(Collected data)
* * *

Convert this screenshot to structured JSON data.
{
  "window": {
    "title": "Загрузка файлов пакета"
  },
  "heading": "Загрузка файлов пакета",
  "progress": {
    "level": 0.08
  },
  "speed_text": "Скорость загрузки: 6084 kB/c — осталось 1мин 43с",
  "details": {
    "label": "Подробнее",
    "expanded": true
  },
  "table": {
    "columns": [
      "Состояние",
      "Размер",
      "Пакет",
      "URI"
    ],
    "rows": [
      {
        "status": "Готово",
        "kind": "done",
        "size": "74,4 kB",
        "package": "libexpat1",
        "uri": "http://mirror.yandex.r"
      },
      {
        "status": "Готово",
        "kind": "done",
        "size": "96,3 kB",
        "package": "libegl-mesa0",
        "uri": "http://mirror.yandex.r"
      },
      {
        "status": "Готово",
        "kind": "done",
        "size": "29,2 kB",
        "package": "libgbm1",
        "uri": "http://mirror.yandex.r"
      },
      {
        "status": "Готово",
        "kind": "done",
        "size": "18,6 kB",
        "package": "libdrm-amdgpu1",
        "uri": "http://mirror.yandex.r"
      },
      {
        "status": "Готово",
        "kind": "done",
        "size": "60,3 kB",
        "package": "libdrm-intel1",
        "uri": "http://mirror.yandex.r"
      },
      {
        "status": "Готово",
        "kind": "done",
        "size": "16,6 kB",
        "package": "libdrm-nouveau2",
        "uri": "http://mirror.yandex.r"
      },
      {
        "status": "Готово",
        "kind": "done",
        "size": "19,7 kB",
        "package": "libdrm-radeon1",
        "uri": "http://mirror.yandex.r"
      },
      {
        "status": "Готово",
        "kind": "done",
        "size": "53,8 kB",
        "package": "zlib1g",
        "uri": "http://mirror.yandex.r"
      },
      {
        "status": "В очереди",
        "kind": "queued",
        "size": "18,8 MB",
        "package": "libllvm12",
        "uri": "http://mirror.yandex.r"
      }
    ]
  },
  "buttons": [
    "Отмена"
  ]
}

* * *

Given exercise: Which lines hold the word "пакета"? Copy every one of them.

Result of the task:
    "title": "Загрузка файлов пакета"
  "heading": "Загрузка файлов пакета",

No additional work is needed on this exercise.